**Data records**:
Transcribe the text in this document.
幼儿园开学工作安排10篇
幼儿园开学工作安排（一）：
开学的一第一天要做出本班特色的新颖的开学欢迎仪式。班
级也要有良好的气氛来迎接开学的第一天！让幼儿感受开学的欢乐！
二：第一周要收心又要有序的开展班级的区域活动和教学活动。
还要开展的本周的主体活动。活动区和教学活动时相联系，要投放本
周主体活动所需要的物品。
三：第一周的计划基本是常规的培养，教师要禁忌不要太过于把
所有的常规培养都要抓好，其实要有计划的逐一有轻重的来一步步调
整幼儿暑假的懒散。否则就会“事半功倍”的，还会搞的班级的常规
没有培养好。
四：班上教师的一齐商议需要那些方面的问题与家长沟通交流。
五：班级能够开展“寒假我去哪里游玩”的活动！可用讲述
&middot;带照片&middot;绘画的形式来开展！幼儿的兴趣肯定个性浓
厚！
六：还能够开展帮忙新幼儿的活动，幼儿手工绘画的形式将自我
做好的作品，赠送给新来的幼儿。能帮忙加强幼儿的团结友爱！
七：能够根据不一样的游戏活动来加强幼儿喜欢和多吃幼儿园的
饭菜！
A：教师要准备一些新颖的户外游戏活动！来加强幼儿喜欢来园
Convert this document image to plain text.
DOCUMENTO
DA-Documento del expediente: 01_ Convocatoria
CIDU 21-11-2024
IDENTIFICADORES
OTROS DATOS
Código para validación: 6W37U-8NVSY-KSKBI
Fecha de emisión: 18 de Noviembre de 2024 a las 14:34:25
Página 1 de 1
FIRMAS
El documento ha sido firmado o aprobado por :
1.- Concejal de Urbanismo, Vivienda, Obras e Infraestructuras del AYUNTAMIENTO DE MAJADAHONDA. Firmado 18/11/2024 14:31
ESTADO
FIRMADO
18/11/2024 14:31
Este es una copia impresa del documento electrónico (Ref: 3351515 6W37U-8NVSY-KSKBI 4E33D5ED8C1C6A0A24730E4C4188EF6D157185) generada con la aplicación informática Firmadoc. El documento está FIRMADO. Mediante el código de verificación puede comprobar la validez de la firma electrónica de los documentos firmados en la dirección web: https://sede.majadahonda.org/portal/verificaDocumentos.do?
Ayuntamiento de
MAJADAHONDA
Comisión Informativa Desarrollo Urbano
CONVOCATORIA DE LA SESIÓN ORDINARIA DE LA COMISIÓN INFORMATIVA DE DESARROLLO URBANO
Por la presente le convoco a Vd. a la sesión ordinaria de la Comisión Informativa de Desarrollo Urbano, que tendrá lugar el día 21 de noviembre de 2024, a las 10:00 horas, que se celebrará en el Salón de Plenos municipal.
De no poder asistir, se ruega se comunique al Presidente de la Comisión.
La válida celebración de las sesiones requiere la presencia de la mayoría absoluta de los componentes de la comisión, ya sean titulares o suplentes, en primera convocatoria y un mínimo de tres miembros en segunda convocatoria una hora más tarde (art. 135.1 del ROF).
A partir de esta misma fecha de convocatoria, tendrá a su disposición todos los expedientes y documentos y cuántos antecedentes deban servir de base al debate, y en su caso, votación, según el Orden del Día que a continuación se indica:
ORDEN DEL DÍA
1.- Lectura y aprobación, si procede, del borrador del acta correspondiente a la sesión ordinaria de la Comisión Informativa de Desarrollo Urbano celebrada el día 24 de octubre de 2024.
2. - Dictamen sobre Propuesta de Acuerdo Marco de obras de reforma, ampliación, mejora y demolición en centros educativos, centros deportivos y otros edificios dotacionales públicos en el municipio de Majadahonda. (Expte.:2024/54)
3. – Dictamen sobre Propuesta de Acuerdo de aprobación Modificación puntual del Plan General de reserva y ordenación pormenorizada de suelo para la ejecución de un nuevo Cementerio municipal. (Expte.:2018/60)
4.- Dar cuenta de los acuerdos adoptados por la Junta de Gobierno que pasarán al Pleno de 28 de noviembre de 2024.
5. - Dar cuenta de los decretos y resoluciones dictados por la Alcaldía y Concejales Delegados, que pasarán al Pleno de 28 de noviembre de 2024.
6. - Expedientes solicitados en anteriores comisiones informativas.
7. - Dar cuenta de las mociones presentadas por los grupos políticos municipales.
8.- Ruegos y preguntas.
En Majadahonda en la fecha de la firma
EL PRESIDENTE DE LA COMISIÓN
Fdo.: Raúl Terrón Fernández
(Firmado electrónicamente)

**To be done**: Tell how many lines above contain the word "Dictamen". Give the number alone.

**Reply**: 2